Extracted entries
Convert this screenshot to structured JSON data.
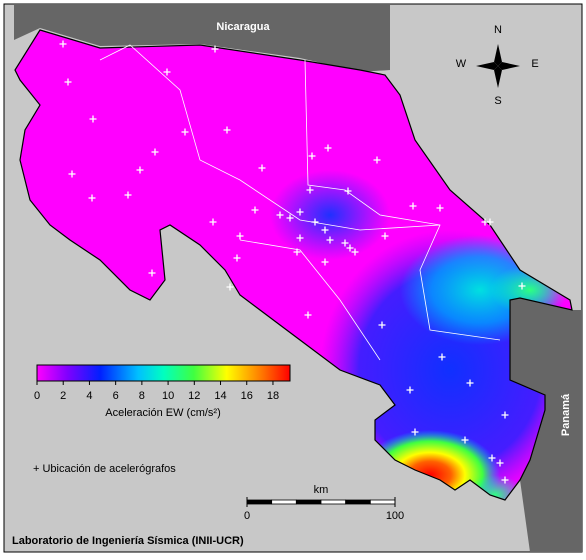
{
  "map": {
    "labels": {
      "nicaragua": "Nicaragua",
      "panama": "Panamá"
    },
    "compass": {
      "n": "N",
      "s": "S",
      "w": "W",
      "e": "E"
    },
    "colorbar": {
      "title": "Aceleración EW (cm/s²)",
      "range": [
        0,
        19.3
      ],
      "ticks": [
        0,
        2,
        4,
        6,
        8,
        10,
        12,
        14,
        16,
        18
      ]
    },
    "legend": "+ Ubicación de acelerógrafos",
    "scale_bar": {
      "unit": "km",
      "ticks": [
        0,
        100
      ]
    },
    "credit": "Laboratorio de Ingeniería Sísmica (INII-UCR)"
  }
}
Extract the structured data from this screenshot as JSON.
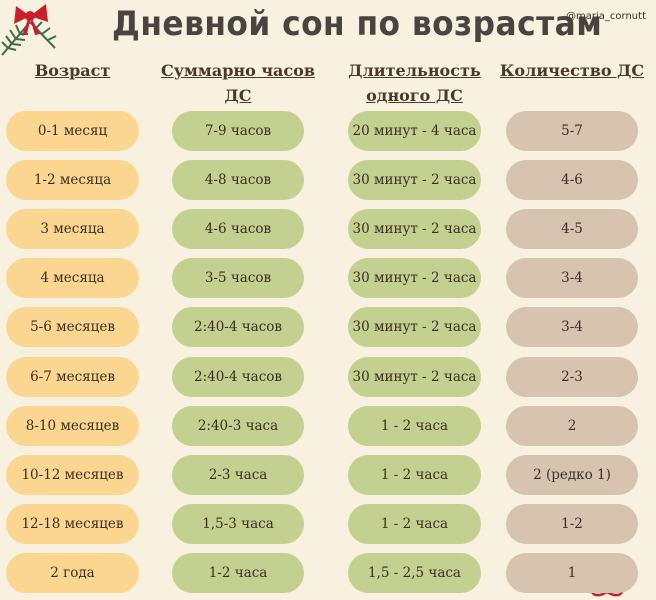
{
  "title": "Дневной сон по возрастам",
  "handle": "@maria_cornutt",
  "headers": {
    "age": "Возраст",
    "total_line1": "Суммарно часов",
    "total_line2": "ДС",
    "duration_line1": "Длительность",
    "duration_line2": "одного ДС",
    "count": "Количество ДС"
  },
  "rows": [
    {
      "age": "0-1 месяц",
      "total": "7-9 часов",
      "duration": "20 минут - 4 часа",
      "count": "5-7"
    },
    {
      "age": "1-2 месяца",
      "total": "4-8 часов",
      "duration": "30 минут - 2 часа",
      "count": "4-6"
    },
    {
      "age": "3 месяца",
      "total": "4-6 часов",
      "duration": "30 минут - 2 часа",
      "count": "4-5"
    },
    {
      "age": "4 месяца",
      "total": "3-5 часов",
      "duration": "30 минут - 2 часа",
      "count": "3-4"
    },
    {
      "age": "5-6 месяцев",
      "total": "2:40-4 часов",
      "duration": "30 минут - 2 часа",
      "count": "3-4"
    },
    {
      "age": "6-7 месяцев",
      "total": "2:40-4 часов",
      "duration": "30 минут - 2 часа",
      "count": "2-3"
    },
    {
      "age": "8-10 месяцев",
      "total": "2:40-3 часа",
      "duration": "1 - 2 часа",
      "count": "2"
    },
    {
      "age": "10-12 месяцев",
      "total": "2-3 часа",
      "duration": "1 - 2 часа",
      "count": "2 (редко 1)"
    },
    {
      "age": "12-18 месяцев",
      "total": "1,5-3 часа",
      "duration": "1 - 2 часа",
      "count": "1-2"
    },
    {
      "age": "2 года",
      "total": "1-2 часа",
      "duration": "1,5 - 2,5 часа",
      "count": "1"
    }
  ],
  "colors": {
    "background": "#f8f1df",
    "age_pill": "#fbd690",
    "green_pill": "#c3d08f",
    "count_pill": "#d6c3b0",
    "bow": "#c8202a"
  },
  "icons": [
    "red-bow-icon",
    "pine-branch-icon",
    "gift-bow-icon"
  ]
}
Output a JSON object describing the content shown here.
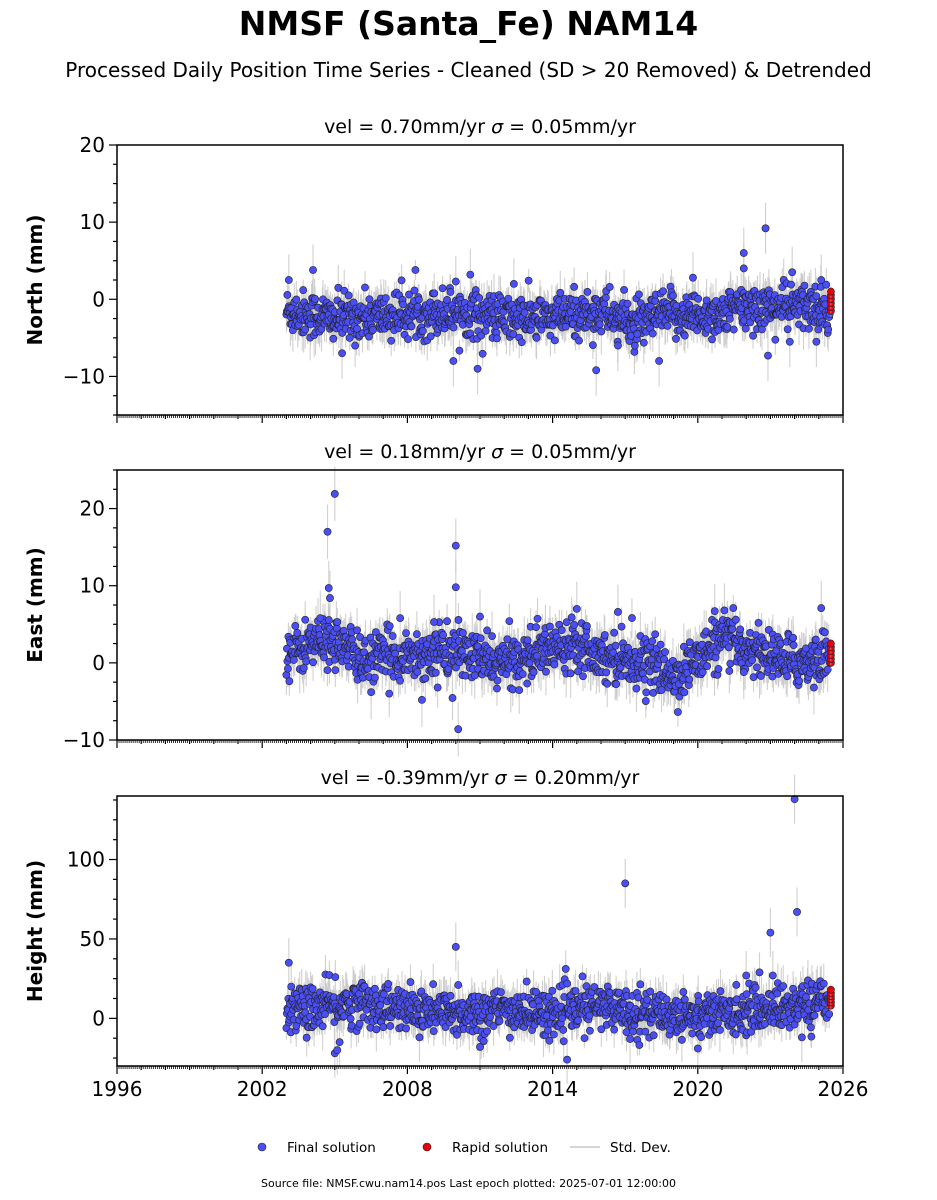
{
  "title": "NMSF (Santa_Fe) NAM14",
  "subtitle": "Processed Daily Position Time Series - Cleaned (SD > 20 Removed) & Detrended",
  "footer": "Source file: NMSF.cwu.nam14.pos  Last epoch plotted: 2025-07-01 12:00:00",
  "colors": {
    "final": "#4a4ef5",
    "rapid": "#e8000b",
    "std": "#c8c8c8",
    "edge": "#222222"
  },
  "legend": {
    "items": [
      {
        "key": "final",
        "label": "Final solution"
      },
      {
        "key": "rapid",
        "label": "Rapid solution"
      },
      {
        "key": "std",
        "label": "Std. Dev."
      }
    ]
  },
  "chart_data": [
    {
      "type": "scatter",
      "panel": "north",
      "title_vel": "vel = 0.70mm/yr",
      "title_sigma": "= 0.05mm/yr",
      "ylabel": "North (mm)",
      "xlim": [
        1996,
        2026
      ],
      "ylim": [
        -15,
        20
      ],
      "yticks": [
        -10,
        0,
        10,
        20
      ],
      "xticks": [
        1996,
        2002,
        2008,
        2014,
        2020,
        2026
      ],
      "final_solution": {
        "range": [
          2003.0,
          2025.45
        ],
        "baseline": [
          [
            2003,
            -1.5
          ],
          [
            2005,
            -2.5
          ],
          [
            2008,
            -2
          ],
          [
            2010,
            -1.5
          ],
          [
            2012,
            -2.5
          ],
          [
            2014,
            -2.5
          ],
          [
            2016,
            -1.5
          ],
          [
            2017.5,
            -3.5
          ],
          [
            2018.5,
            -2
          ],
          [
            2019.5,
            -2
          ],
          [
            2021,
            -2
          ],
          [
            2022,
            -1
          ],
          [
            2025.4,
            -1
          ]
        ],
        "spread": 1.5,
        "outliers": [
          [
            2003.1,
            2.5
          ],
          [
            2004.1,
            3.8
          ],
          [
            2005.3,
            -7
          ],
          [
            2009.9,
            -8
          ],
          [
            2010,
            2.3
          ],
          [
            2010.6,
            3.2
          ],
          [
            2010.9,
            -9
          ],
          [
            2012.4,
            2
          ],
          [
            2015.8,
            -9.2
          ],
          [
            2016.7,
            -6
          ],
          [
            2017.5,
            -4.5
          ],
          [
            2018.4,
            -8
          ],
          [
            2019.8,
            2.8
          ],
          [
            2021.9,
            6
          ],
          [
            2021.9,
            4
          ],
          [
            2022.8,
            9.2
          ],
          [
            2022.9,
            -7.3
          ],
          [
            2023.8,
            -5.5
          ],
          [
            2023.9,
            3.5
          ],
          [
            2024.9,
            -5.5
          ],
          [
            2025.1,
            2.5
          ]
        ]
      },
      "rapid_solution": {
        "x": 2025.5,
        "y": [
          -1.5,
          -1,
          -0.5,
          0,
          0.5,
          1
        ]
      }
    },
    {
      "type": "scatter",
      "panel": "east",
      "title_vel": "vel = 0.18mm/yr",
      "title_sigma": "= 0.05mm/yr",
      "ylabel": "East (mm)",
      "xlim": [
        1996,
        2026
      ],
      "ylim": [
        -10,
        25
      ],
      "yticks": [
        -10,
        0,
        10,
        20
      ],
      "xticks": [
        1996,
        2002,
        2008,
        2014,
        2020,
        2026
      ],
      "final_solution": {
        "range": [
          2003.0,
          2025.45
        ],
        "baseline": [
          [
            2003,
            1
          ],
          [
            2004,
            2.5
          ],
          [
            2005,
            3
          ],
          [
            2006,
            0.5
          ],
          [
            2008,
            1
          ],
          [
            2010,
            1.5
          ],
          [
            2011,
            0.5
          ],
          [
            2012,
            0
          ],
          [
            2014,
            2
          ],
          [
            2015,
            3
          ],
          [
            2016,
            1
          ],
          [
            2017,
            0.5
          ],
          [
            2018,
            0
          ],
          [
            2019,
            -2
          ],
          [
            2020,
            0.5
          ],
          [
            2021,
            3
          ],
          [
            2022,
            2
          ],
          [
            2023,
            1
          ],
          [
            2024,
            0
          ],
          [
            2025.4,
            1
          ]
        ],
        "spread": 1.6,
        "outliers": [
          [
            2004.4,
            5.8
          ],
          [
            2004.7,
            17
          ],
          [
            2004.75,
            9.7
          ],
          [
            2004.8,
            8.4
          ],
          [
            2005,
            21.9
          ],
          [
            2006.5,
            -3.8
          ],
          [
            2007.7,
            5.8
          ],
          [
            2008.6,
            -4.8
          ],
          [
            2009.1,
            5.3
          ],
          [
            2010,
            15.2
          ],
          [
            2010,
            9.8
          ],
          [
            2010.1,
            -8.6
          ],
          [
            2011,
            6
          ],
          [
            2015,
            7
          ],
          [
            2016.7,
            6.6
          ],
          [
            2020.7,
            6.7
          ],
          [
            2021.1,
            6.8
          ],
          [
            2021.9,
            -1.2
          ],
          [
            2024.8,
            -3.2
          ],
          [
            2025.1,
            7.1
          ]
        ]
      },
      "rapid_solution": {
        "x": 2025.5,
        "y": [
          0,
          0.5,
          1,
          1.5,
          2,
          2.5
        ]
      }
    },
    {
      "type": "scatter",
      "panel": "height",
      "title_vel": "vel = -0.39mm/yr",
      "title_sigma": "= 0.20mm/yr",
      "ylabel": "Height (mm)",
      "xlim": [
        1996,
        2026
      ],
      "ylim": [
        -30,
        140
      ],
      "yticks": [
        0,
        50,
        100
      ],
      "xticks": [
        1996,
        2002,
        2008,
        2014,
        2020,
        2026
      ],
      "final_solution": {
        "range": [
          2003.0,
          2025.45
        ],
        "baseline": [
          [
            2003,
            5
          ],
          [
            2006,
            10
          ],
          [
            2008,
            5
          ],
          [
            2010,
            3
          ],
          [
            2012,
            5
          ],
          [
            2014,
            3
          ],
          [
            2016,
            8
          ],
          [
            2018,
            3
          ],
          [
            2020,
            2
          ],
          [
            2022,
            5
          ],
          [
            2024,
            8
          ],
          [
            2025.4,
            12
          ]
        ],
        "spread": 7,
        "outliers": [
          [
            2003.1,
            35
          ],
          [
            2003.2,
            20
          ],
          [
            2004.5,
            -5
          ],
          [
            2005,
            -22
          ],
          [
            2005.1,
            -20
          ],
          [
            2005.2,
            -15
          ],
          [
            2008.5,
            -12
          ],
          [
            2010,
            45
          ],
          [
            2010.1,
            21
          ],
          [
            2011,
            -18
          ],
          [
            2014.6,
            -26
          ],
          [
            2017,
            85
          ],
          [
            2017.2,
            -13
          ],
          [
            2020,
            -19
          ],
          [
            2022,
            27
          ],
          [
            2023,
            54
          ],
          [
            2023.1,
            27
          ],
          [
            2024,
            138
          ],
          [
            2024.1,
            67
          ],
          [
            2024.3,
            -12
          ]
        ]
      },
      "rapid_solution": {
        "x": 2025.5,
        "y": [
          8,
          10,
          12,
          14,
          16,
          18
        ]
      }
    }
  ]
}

...

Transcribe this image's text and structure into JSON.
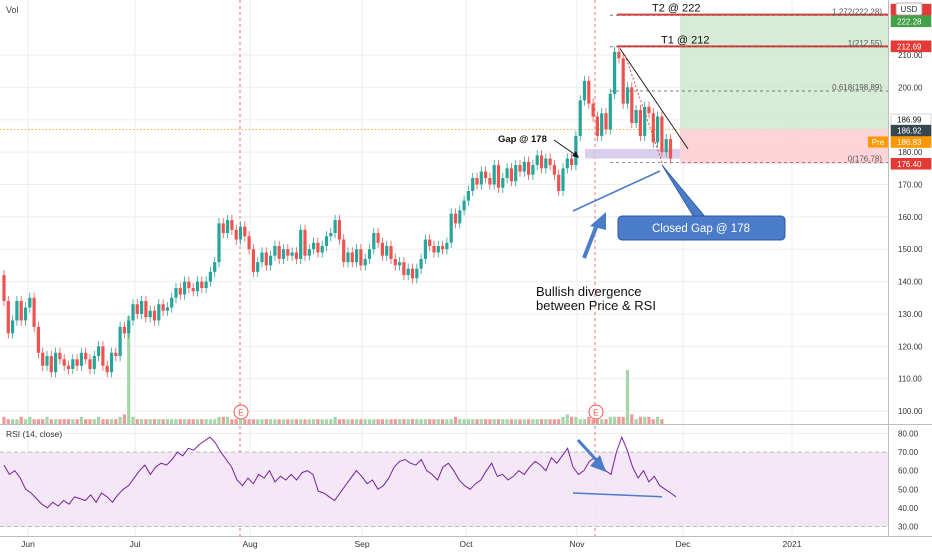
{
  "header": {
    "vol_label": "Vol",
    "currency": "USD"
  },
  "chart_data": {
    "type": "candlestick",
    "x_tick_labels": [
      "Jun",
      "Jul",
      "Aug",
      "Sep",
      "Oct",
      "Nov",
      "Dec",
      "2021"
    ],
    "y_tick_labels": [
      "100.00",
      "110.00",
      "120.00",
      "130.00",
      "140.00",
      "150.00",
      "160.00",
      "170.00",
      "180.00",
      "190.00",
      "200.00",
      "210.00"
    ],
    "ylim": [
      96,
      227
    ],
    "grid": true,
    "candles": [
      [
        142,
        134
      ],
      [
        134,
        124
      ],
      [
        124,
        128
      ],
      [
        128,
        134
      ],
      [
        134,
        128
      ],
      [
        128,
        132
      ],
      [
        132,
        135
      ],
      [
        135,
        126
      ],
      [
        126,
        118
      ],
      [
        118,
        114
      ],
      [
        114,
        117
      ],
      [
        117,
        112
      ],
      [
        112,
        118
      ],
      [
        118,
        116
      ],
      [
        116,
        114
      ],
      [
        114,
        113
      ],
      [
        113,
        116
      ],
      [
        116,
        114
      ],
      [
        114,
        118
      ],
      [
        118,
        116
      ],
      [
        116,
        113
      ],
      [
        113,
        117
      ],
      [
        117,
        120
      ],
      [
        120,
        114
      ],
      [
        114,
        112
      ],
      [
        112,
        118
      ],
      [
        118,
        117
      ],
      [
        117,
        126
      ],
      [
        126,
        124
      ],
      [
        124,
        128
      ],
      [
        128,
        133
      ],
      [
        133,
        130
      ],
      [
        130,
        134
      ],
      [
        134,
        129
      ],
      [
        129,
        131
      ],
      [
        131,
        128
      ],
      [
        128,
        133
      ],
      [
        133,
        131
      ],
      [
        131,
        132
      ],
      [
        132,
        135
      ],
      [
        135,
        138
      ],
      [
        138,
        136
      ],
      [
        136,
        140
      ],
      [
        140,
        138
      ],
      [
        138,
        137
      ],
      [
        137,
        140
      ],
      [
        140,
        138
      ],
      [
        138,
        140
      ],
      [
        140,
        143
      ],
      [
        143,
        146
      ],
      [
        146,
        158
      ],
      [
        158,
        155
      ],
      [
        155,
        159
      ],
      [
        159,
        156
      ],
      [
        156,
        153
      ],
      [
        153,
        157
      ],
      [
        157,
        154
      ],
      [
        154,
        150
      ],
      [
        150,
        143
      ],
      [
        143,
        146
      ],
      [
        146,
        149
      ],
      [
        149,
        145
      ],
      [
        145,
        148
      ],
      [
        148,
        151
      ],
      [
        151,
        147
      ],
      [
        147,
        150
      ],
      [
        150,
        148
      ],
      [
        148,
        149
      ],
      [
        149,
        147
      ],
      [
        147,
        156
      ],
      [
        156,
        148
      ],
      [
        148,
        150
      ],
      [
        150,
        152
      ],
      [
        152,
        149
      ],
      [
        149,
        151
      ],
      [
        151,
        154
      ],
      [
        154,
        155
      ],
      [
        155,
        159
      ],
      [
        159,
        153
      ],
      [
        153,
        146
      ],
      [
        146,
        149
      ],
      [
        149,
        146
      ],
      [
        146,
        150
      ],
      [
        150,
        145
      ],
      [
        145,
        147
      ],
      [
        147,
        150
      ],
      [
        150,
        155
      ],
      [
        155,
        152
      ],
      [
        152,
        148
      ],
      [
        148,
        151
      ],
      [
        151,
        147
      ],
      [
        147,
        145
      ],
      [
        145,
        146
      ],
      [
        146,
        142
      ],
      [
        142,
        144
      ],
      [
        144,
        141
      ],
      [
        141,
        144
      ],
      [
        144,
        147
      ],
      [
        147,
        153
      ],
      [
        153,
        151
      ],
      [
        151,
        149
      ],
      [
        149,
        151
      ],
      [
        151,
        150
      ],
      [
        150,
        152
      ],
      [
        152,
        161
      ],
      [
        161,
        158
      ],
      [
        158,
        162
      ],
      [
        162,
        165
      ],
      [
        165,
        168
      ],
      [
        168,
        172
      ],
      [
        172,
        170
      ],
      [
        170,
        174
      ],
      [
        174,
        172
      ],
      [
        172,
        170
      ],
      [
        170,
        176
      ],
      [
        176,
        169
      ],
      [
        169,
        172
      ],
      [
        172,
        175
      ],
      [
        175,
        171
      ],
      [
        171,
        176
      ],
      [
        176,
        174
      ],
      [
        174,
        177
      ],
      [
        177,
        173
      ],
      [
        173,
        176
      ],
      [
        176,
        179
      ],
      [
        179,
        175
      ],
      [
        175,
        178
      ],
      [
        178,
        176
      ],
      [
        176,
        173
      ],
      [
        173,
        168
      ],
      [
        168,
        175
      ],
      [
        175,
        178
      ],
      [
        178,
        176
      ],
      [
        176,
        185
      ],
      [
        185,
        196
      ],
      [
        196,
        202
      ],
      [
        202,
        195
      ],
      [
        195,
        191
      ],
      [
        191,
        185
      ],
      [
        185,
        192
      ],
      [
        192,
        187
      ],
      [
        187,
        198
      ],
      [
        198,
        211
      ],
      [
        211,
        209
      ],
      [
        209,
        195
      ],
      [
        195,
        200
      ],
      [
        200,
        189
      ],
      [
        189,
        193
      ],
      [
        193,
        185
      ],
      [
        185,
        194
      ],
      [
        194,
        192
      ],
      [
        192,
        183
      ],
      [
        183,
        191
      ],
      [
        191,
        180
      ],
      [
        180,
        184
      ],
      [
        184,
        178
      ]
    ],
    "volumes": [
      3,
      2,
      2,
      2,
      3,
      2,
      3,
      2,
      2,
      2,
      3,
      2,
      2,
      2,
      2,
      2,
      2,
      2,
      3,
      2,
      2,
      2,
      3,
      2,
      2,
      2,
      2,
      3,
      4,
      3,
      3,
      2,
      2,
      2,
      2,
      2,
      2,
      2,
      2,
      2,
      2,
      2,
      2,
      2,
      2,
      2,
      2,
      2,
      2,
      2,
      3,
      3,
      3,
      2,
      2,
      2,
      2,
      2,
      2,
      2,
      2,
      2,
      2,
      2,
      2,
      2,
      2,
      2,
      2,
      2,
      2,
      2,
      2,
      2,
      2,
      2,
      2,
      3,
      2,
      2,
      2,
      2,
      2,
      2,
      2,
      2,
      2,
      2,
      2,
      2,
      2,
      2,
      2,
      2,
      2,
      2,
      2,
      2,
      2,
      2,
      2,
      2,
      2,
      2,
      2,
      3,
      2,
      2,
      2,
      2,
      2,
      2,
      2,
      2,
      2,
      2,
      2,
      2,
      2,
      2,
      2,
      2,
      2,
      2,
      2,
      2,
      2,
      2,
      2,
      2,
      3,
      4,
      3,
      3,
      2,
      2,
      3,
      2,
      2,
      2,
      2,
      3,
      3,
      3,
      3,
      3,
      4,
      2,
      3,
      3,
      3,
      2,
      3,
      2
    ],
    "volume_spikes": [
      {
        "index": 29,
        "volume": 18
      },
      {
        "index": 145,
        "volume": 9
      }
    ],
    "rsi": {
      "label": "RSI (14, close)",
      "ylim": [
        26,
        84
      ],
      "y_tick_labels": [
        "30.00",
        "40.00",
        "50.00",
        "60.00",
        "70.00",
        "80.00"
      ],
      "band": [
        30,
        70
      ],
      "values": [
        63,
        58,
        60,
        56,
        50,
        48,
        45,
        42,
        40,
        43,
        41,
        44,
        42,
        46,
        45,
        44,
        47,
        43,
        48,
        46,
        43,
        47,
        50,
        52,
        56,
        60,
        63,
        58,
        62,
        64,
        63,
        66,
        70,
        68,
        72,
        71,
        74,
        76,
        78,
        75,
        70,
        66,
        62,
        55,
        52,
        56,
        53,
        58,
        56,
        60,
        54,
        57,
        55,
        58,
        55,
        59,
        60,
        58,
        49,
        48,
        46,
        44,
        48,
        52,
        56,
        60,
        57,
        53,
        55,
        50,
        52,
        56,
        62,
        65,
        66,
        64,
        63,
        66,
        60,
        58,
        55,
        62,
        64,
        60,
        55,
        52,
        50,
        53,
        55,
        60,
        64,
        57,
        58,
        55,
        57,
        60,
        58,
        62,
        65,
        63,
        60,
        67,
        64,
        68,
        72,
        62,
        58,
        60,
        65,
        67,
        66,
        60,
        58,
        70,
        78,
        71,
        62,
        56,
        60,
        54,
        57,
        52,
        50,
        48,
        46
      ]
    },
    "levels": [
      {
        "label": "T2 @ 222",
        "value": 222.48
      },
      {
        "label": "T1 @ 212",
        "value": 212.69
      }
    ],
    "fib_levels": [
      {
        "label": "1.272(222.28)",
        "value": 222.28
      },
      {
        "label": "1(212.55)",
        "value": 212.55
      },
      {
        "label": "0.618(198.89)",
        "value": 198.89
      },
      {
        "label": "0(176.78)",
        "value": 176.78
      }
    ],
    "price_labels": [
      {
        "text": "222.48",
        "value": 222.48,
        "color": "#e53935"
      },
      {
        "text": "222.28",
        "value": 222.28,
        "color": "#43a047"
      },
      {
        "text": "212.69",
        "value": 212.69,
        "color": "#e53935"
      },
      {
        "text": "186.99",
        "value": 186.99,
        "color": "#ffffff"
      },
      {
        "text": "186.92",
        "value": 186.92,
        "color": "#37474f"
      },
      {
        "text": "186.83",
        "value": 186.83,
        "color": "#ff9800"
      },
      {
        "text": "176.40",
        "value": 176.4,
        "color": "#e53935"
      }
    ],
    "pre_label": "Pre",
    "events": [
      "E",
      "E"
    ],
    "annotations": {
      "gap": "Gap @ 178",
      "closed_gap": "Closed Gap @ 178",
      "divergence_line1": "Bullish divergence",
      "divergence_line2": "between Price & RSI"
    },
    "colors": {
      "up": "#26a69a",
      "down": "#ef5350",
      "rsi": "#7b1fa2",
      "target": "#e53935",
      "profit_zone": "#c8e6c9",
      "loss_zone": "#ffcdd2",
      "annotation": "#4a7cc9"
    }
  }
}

The problem
Copy all lines in the listing above where the string "legend" appears.

Answer to the exercise
    "legend": "+ Ubicación de acelerógrafos",
  "legend": {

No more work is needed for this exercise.